# Task description:
Select from the records below every line that has the word "ylabel" in it.

* start Extracted records *

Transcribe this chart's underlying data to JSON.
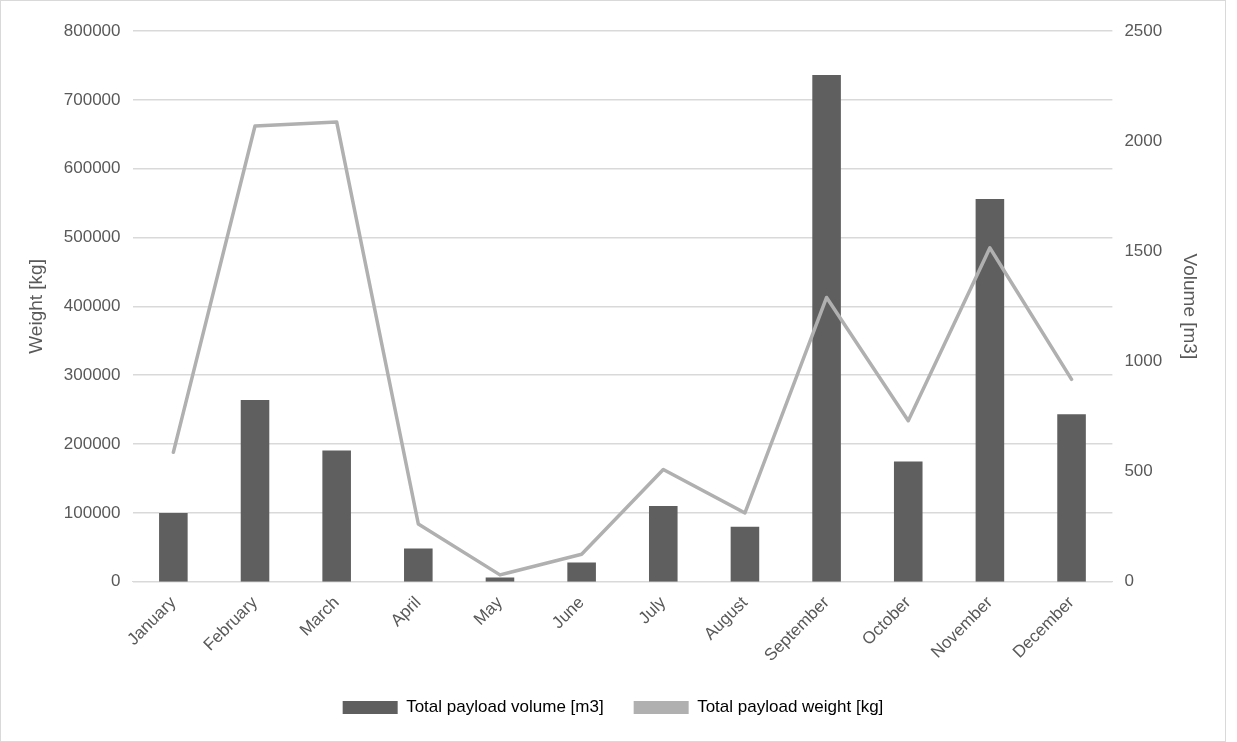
{
  "chart_data": {
    "type": "bar",
    "categories": [
      "January",
      "February",
      "March",
      "April",
      "May",
      "June",
      "July",
      "August",
      "September",
      "October",
      "November",
      "December"
    ],
    "series": [
      {
        "name": "Total payload volume [m3]",
        "axis": "y2",
        "color": "#5f5f5f",
        "values": [
          312,
          825,
          596,
          151,
          19,
          87,
          344,
          250,
          2300,
          546,
          1738,
          760
        ]
      },
      {
        "name": "Total payload weight [kg]",
        "type": "line",
        "color": "#b0b0b0",
        "values": [
          188000,
          662000,
          668000,
          84000,
          10000,
          40000,
          163000,
          100000,
          413000,
          234000,
          485000,
          294000
        ]
      }
    ],
    "ylabel": "Weight [kg]",
    "y2label": "Volume [m3]",
    "ylim": [
      0,
      800000
    ],
    "yticks": [
      0,
      100000,
      200000,
      300000,
      400000,
      500000,
      600000,
      700000,
      800000
    ],
    "y2lim": [
      0,
      2500
    ],
    "y2ticks": [
      0,
      500,
      1000,
      1500,
      2000,
      2500
    ],
    "grid": "y",
    "legend": "bottom",
    "marker": "none"
  }
}
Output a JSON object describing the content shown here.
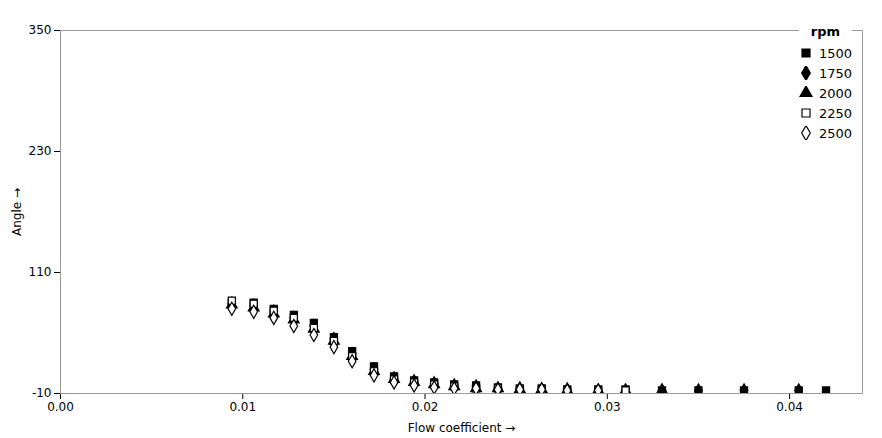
{
  "chart_data": {
    "type": "scatter",
    "xlabel": "Flow coefficient",
    "ylabel": "Angle",
    "xlim": [
      0.0,
      0.044
    ],
    "ylim": [
      -10,
      350
    ],
    "xticks": [
      {
        "value": 0.0,
        "label": "0.00"
      },
      {
        "value": 0.01,
        "label": "0.01"
      },
      {
        "value": 0.02,
        "label": "0.02"
      },
      {
        "value": 0.03,
        "label": "0.03"
      },
      {
        "value": 0.04,
        "label": "0.04"
      }
    ],
    "yticks": [
      -10,
      110,
      230,
      350
    ],
    "grid": false,
    "legend": "upper right",
    "legend_title": "rpm",
    "series": [
      {
        "name": "1500",
        "marker": "square",
        "filled": true,
        "color": "black",
        "x": [
          0.0094,
          0.0106,
          0.0117,
          0.0128,
          0.0139,
          0.015,
          0.016,
          0.0172,
          0.0183,
          0.0194,
          0.0205,
          0.0216,
          0.0228,
          0.024,
          0.0252,
          0.0264,
          0.0278,
          0.0295,
          0.031,
          0.033,
          0.035,
          0.0375,
          0.0405,
          0.042
        ],
        "values": [
          80,
          80,
          74,
          68,
          60,
          46,
          32,
          17,
          7,
          3,
          1,
          -1,
          -2,
          -4,
          -5,
          -5,
          -6,
          -6,
          -6,
          -7,
          -7,
          -7,
          -7,
          -7
        ]
      },
      {
        "name": "1750",
        "marker": "diamond",
        "filled": true,
        "color": "black",
        "x": [
          0.0094,
          0.0106,
          0.0117,
          0.0128,
          0.0139,
          0.015,
          0.016,
          0.0172,
          0.0183,
          0.0194,
          0.0205,
          0.0216,
          0.0228,
          0.024,
          0.0252,
          0.0264,
          0.0278,
          0.0295,
          0.031,
          0.033,
          0.035,
          0.0375,
          0.0405
        ],
        "values": [
          79,
          77,
          71,
          65,
          57,
          44,
          29,
          14,
          5,
          2,
          0,
          -2,
          -3,
          -5,
          -5,
          -6,
          -6,
          -7,
          -7,
          -7,
          -7,
          -7,
          -7
        ]
      },
      {
        "name": "2000",
        "marker": "triangle",
        "filled": true,
        "color": "black",
        "x": [
          0.0094,
          0.0106,
          0.0117,
          0.0128,
          0.0139,
          0.015,
          0.016,
          0.0172,
          0.0183,
          0.0194,
          0.0205,
          0.0216,
          0.0228,
          0.024,
          0.0252,
          0.0264,
          0.0278,
          0.0295,
          0.031,
          0.033
        ],
        "values": [
          78,
          75,
          69,
          63,
          54,
          42,
          27,
          12,
          4,
          1,
          -1,
          -3,
          -5,
          -5,
          -6,
          -6,
          -7,
          -7,
          -7,
          -7
        ]
      },
      {
        "name": "2250",
        "marker": "square",
        "filled": false,
        "color": "black",
        "x": [
          0.0094,
          0.0106,
          0.0117,
          0.0128,
          0.0139,
          0.015,
          0.016,
          0.0172,
          0.0183,
          0.0194,
          0.0205,
          0.0216,
          0.0228,
          0.024,
          0.0252,
          0.0264,
          0.0278,
          0.0295,
          0.031
        ],
        "values": [
          82,
          79,
          72,
          65,
          55,
          42,
          27,
          12,
          4,
          1,
          -1,
          -3,
          -5,
          -5,
          -6,
          -6,
          -7,
          -7,
          -7
        ]
      },
      {
        "name": "2500",
        "marker": "diamond",
        "filled": false,
        "color": "black",
        "x": [
          0.0094,
          0.0106,
          0.0117,
          0.0128,
          0.0139,
          0.015,
          0.016,
          0.0172,
          0.0183,
          0.0194,
          0.0205,
          0.0216,
          0.0228,
          0.024,
          0.0252,
          0.0264,
          0.0278,
          0.0295
        ],
        "values": [
          74,
          71,
          65,
          57,
          48,
          36,
          22,
          8,
          1,
          -2,
          -4,
          -5,
          -5,
          -6,
          -6,
          -6,
          -7,
          -7
        ]
      }
    ]
  }
}
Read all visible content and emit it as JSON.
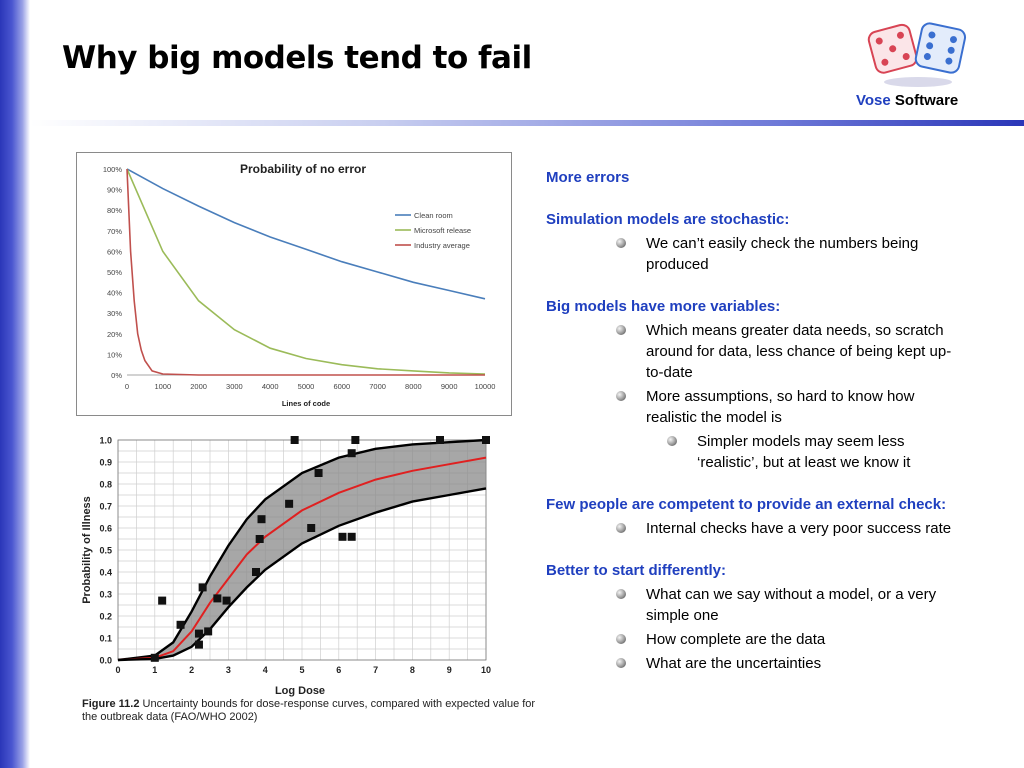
{
  "slide": {
    "title": "Why big models tend to fail",
    "logo": {
      "word1": "Vose",
      "word2": "Software"
    }
  },
  "content": {
    "sections": [
      {
        "heading": "More errors",
        "bullets": []
      },
      {
        "heading": "Simulation models are stochastic:",
        "bullets": [
          {
            "text": "We can’t easily check the numbers being produced",
            "sub": []
          }
        ]
      },
      {
        "heading": "Big models have more variables:",
        "bullets": [
          {
            "text": "Which means greater data needs, so scratch around for data, less chance of being kept up-to-date",
            "sub": []
          },
          {
            "text": "More assumptions, so hard to know how realistic the model is",
            "sub": [
              "Simpler models may seem less ‘realistic’, but at least we know it"
            ]
          }
        ]
      },
      {
        "heading": "Few people are competent to provide an external check:",
        "bullets": [
          {
            "text": "Internal checks have a very poor success rate",
            "sub": []
          }
        ]
      },
      {
        "heading": "Better to start differently:",
        "bullets": [
          {
            "text": "What can we say without a model, or a very simple one",
            "sub": []
          },
          {
            "text": "How complete are the data",
            "sub": []
          },
          {
            "text": "What are the uncertainties",
            "sub": []
          }
        ]
      }
    ]
  },
  "caption": {
    "label": "Figure 11.2",
    "text": " Uncertainty bounds for dose-response curves, compared with expected value for the outbreak data (FAO/WHO 2002)"
  },
  "chart_data": [
    {
      "type": "line",
      "title": "Probability of no error",
      "xlabel": "Lines of code",
      "ylabel": "",
      "xlim": [
        0,
        10000
      ],
      "ylim": [
        0,
        1
      ],
      "x_ticks": [
        "0",
        "1000",
        "2000",
        "3000",
        "4000",
        "5000",
        "6000",
        "7000",
        "8000",
        "9000",
        "10000"
      ],
      "y_ticks": [
        "0%",
        "10%",
        "20%",
        "30%",
        "40%",
        "50%",
        "60%",
        "70%",
        "80%",
        "90%",
        "100%"
      ],
      "legend": "right",
      "series": [
        {
          "name": "Clean room",
          "color": "#4a7ebb",
          "x": [
            0,
            1000,
            2000,
            3000,
            4000,
            5000,
            6000,
            7000,
            8000,
            9000,
            10000
          ],
          "y": [
            1.0,
            0.905,
            0.82,
            0.74,
            0.67,
            0.61,
            0.55,
            0.5,
            0.45,
            0.41,
            0.37
          ]
        },
        {
          "name": "Microsoft release",
          "color": "#9bbb59",
          "x": [
            0,
            1000,
            2000,
            3000,
            4000,
            5000,
            6000,
            7000,
            8000,
            9000,
            10000
          ],
          "y": [
            1.0,
            0.6,
            0.36,
            0.22,
            0.13,
            0.08,
            0.05,
            0.03,
            0.02,
            0.01,
            0.005
          ]
        },
        {
          "name": "Industry average",
          "color": "#c0504d",
          "x": [
            0,
            100,
            200,
            300,
            400,
            500,
            700,
            1000,
            2000,
            5000,
            10000
          ],
          "y": [
            1.0,
            0.6,
            0.36,
            0.2,
            0.12,
            0.07,
            0.02,
            0.005,
            0.0,
            0.0,
            0.0
          ]
        }
      ]
    },
    {
      "type": "line",
      "title": "",
      "xlabel": "Log Dose",
      "ylabel": "Probability of Illness",
      "xlim": [
        0,
        10
      ],
      "ylim": [
        0,
        1
      ],
      "x_ticks": [
        "0",
        "1",
        "2",
        "3",
        "4",
        "5",
        "6",
        "7",
        "8",
        "9",
        "10"
      ],
      "y_ticks": [
        "0.0",
        "0.1",
        "0.2",
        "0.3",
        "0.4",
        "0.5",
        "0.6",
        "0.7",
        "0.8",
        "0.9",
        "1.0"
      ],
      "series": [
        {
          "style": "upper-bound",
          "color": "#000000",
          "x": [
            0,
            1,
            1.5,
            2,
            2.5,
            3,
            3.5,
            4,
            5,
            6,
            7,
            8,
            9,
            10
          ],
          "y": [
            0.0,
            0.02,
            0.08,
            0.22,
            0.38,
            0.52,
            0.64,
            0.73,
            0.85,
            0.92,
            0.96,
            0.98,
            0.99,
            1.0
          ]
        },
        {
          "style": "expected",
          "color": "#e02020",
          "x": [
            0,
            1,
            1.5,
            2,
            2.5,
            3,
            3.5,
            4,
            5,
            6,
            7,
            8,
            9,
            10
          ],
          "y": [
            0.0,
            0.01,
            0.04,
            0.13,
            0.26,
            0.37,
            0.48,
            0.56,
            0.68,
            0.76,
            0.82,
            0.86,
            0.89,
            0.92
          ]
        },
        {
          "style": "lower-bound",
          "color": "#000000",
          "x": [
            0,
            1,
            1.5,
            2,
            2.5,
            3,
            3.5,
            4,
            5,
            6,
            7,
            8,
            9,
            10
          ],
          "y": [
            0.0,
            0.005,
            0.02,
            0.06,
            0.14,
            0.24,
            0.33,
            0.41,
            0.53,
            0.61,
            0.67,
            0.72,
            0.75,
            0.78
          ]
        }
      ],
      "points": {
        "x": [
          1.2,
          1.7,
          2.2,
          2.3,
          2.45,
          2.7,
          2.95,
          3.75,
          3.85,
          3.9,
          4.65,
          5.25,
          5.45,
          6.1,
          6.35,
          6.35,
          6.45,
          8.75,
          10.0,
          4.8,
          1.0,
          2.2
        ],
        "y": [
          0.27,
          0.16,
          0.07,
          0.33,
          0.13,
          0.28,
          0.27,
          0.4,
          0.55,
          0.64,
          0.71,
          0.6,
          0.85,
          0.56,
          0.94,
          0.56,
          1.0,
          1.0,
          1.0,
          1.0,
          0.01,
          0.12
        ]
      }
    }
  ]
}
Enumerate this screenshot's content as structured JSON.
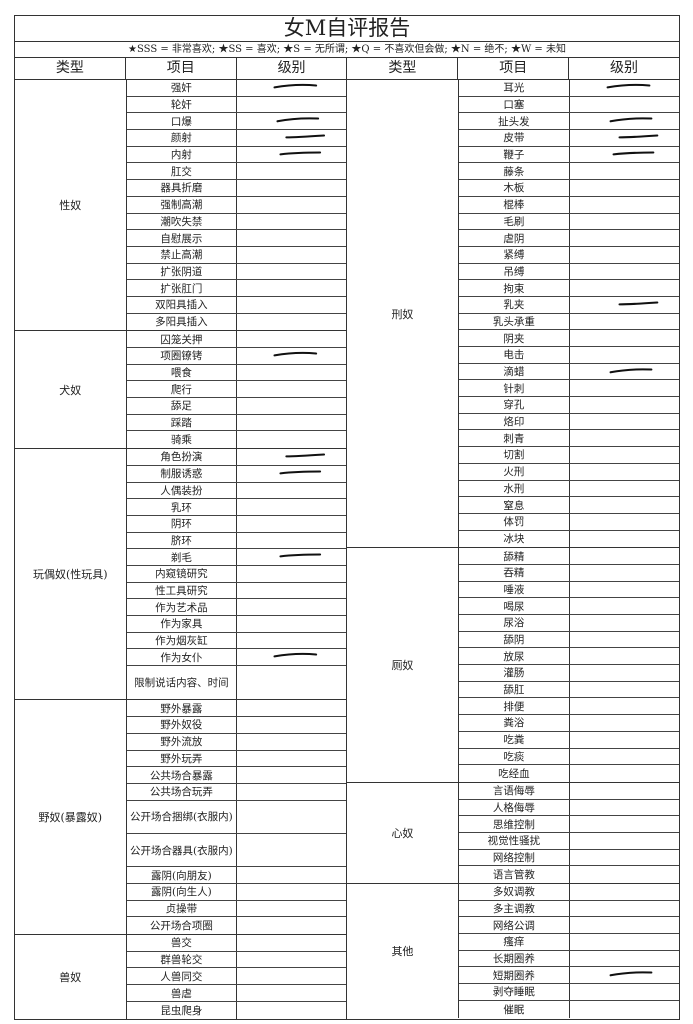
{
  "title": "女M自评报告",
  "legend": "★SSS = 非常喜欢; ★SS = 喜欢; ★S = 无所谓; ★Q = 不喜欢但会做; ★N = 绝不; ★W = 未知",
  "headers": [
    "类型",
    "项目",
    "级别",
    "类型",
    "项目",
    "级别"
  ],
  "mark_color": "#111111",
  "left": [
    {
      "type": "性奴",
      "items": [
        {
          "name": "强奸",
          "marked": true
        },
        {
          "name": "轮奸"
        },
        {
          "name": "口爆",
          "marked": true
        },
        {
          "name": "颜射",
          "marked": true
        },
        {
          "name": "内射",
          "marked": true
        },
        {
          "name": "肛交"
        },
        {
          "name": "器具折磨"
        },
        {
          "name": "强制高潮"
        },
        {
          "name": "潮吹失禁"
        },
        {
          "name": "自慰展示"
        },
        {
          "name": "禁止高潮"
        },
        {
          "name": "扩张阴道"
        },
        {
          "name": "扩张肛门"
        },
        {
          "name": "双阳具插入"
        },
        {
          "name": "多阳具插入"
        }
      ]
    },
    {
      "type": "犬奴",
      "items": [
        {
          "name": "囚笼关押"
        },
        {
          "name": "项圈镣铐",
          "marked": true
        },
        {
          "name": "喂食"
        },
        {
          "name": "爬行"
        },
        {
          "name": "舔足"
        },
        {
          "name": "踩踏"
        },
        {
          "name": "骑乘"
        }
      ]
    },
    {
      "type": "玩偶奴(性玩具)",
      "items": [
        {
          "name": "角色扮演",
          "marked": true
        },
        {
          "name": "制服诱惑",
          "marked": true
        },
        {
          "name": "人偶装扮"
        },
        {
          "name": "乳环"
        },
        {
          "name": "阴环"
        },
        {
          "name": "脐环"
        },
        {
          "name": "剃毛",
          "marked": true
        },
        {
          "name": "内窥镜研究"
        },
        {
          "name": "性工具研究"
        },
        {
          "name": "作为艺术品"
        },
        {
          "name": "作为家具"
        },
        {
          "name": "作为烟灰缸"
        },
        {
          "name": "作为女仆",
          "marked": true
        },
        {
          "name": "限制说话内容、时间",
          "double": true
        }
      ]
    },
    {
      "type": "野奴(暴露奴)",
      "items": [
        {
          "name": "野外暴露"
        },
        {
          "name": "野外奴役"
        },
        {
          "name": "野外流放"
        },
        {
          "name": "野外玩弄"
        },
        {
          "name": "公共场合暴露"
        },
        {
          "name": "公共场合玩弄"
        },
        {
          "name": "公开场合捆绑(衣服内)",
          "double": true
        },
        {
          "name": "公开场合器具(衣服内)",
          "double": true
        },
        {
          "name": "露阴(向朋友)"
        },
        {
          "name": "露阴(向生人)"
        },
        {
          "name": "贞操带"
        },
        {
          "name": "公开场合项圈"
        }
      ]
    },
    {
      "type": "兽奴",
      "items": [
        {
          "name": "兽交"
        },
        {
          "name": "群兽轮交"
        },
        {
          "name": "人兽同交"
        },
        {
          "name": "兽虐"
        },
        {
          "name": "昆虫爬身"
        }
      ]
    }
  ],
  "right": [
    {
      "type": "刑奴",
      "items": [
        {
          "name": "耳光",
          "marked": true
        },
        {
          "name": "口塞"
        },
        {
          "name": "扯头发",
          "marked": true
        },
        {
          "name": "皮带",
          "marked": true
        },
        {
          "name": "鞭子",
          "marked": true
        },
        {
          "name": "藤条"
        },
        {
          "name": "木板"
        },
        {
          "name": "棍棒"
        },
        {
          "name": "毛刷"
        },
        {
          "name": "虐阴"
        },
        {
          "name": "紧缚"
        },
        {
          "name": "吊缚"
        },
        {
          "name": "拘束"
        },
        {
          "name": "乳夹",
          "marked": true
        },
        {
          "name": "乳头承重"
        },
        {
          "name": "阴夹"
        },
        {
          "name": "电击"
        },
        {
          "name": "滴蜡",
          "marked": true
        },
        {
          "name": "针刺"
        },
        {
          "name": "穿孔"
        },
        {
          "name": "烙印"
        },
        {
          "name": "刺青"
        },
        {
          "name": "切割"
        },
        {
          "name": "火刑"
        },
        {
          "name": "水刑"
        },
        {
          "name": "窒息"
        },
        {
          "name": "体罚"
        },
        {
          "name": "冰块"
        }
      ]
    },
    {
      "type": "厕奴",
      "items": [
        {
          "name": "舔精"
        },
        {
          "name": "吞精"
        },
        {
          "name": "唾液"
        },
        {
          "name": "喝尿"
        },
        {
          "name": "尿浴"
        },
        {
          "name": "舔阴"
        },
        {
          "name": "放尿"
        },
        {
          "name": "灌肠"
        },
        {
          "name": "舔肛"
        },
        {
          "name": "排便"
        },
        {
          "name": "粪浴"
        },
        {
          "name": "吃粪"
        },
        {
          "name": "吃痰"
        },
        {
          "name": "吃经血"
        }
      ]
    },
    {
      "type": "心奴",
      "items": [
        {
          "name": "言语侮辱"
        },
        {
          "name": "人格侮辱"
        },
        {
          "name": "思维控制"
        },
        {
          "name": "视觉性骚扰"
        },
        {
          "name": "网络控制"
        },
        {
          "name": "语言管教"
        }
      ]
    },
    {
      "type": "其他",
      "items": [
        {
          "name": "多奴调教"
        },
        {
          "name": "多主调教"
        },
        {
          "name": "网络公调"
        },
        {
          "name": "瘙痒"
        },
        {
          "name": "长期圈养"
        },
        {
          "name": "短期圈养",
          "marked": true
        },
        {
          "name": "剥夺睡眠"
        },
        {
          "name": "催眠"
        }
      ]
    }
  ]
}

* end Extracted records *

# Answer for this exercise:
    "ylabel": "Weight [kg]",
    "ylabel": "Angle",
      "ylabel": "",
      "ylabel": "Probability of Illness",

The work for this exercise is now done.